# TASK DIRECTIONS:
Draw out every line with the word "value" from the listing below.

[Items from a dataset]
"""
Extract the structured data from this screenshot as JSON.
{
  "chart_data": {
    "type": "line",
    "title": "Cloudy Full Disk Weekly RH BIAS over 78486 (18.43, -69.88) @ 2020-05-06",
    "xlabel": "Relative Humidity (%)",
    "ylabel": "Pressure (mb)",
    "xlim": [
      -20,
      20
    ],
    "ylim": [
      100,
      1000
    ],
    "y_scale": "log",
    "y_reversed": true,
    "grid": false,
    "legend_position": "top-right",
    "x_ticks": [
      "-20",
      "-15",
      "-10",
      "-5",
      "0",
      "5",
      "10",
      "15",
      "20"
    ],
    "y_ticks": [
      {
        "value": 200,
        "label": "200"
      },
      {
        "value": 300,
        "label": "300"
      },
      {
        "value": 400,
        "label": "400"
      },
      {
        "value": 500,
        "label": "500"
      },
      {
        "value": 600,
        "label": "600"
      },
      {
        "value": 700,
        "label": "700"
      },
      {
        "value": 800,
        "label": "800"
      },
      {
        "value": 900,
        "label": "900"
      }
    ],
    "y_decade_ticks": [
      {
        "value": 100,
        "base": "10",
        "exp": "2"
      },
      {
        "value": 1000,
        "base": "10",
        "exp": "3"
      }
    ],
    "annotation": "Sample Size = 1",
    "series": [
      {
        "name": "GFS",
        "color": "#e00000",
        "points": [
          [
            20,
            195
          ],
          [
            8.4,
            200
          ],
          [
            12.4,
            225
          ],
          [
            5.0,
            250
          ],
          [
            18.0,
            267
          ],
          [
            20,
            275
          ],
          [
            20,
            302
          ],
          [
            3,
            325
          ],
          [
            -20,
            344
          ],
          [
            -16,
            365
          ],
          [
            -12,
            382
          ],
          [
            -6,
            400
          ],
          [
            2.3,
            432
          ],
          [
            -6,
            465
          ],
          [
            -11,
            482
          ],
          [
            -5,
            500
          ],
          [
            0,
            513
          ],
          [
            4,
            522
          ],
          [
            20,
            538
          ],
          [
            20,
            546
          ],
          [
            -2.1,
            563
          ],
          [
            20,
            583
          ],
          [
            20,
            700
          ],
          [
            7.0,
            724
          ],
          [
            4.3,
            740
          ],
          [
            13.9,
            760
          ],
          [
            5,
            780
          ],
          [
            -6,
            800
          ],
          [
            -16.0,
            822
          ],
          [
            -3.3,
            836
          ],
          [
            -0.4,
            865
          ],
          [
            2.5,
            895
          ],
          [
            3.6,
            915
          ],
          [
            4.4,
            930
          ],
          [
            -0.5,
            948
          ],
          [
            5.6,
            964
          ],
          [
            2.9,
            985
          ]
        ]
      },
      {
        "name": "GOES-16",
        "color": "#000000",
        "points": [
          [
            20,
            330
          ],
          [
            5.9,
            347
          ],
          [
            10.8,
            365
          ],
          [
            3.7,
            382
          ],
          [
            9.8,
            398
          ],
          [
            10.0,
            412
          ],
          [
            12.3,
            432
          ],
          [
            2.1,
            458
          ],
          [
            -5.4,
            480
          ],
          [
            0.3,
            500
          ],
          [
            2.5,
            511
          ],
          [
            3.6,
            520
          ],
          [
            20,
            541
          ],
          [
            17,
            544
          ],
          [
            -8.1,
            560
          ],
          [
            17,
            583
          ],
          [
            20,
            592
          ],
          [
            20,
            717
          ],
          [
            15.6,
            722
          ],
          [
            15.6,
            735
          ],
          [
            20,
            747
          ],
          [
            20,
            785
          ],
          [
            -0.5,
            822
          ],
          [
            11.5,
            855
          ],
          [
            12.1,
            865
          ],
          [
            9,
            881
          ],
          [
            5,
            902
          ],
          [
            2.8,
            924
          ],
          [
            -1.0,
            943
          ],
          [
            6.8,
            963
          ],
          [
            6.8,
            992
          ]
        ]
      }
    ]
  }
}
"""
# COMPLETE ANSWER:
        "value": 200,
        "value": 300,
        "value": 400,
        "value": 500,
        "value": 600,
        "value": 700,
        "value": 800,
        "value": 900,
        "value": 100,
        "value": 1000,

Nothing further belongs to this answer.